Search the data for the word "rights". Reproduce every line where it is found.

** START **

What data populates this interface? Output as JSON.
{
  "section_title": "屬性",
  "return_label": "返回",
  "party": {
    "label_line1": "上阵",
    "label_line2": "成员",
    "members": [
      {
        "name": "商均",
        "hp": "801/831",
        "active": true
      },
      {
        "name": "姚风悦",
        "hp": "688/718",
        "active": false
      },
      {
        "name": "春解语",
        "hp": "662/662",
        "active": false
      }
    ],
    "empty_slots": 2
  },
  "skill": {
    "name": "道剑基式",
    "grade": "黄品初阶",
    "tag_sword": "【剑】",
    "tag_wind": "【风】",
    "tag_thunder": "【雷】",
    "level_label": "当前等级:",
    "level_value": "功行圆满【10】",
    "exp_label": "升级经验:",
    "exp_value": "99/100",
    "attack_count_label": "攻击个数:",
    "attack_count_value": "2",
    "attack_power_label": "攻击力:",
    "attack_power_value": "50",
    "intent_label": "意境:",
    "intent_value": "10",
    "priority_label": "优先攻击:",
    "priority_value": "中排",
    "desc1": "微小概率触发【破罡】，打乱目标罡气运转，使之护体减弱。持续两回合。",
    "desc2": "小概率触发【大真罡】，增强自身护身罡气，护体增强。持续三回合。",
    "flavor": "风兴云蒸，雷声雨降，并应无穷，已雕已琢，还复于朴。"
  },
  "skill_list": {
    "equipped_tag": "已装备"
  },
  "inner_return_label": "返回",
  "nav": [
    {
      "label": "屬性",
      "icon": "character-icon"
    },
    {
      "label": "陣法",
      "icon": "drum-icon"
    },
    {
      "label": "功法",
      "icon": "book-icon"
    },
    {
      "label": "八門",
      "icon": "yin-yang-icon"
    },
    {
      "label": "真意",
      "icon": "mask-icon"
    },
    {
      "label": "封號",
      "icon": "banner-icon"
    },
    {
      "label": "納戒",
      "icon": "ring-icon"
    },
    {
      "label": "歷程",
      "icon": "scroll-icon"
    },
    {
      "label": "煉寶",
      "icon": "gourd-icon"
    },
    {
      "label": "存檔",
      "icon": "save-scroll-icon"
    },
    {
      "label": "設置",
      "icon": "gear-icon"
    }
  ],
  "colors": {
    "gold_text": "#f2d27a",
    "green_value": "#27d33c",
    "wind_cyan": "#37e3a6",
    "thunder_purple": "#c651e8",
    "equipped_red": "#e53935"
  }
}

** END **
** START **

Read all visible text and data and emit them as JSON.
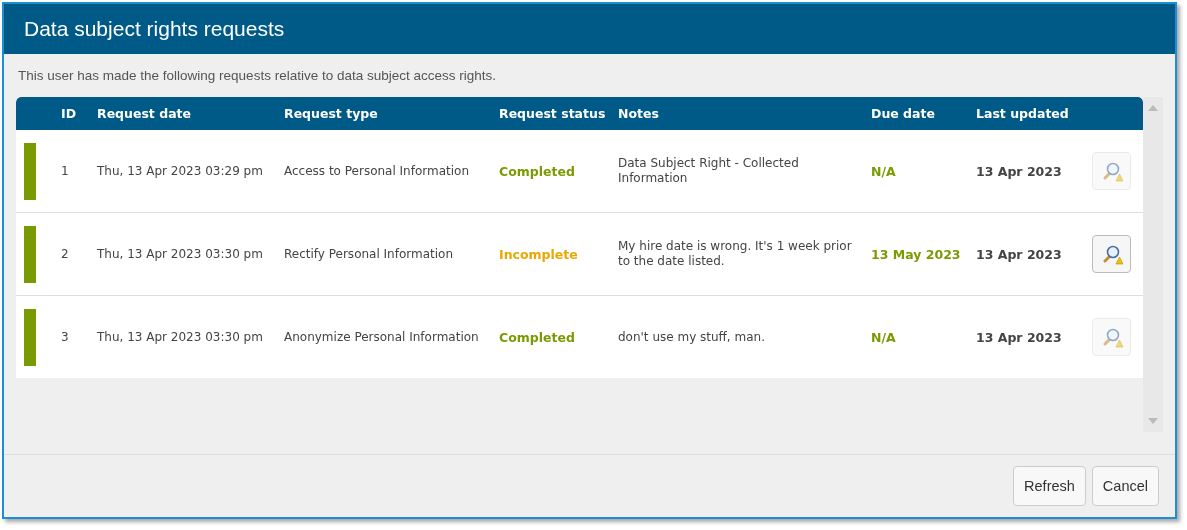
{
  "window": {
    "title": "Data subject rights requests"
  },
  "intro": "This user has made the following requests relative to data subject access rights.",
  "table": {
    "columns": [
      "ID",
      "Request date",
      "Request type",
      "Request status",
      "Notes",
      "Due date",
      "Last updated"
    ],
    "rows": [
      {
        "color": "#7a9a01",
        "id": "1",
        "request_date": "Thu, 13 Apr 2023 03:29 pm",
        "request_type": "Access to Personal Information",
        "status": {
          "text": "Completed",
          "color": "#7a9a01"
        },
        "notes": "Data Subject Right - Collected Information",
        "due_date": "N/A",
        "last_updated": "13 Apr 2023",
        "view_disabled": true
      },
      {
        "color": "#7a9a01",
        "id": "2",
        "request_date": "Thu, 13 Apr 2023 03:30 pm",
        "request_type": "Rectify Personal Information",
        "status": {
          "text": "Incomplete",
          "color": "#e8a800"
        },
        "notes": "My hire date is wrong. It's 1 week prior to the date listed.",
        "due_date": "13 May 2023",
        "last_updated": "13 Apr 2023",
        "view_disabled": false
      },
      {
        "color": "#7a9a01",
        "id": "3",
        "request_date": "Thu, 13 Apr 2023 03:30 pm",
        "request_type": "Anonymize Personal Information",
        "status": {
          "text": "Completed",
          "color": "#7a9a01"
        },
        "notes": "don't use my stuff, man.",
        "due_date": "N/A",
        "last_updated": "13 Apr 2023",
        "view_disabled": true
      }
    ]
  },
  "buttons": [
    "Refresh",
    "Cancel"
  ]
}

** END **

**Full response:**
    "title": "Data subject rights requests"
  "intro": "This user has made the following requests relative to data subject access rights.",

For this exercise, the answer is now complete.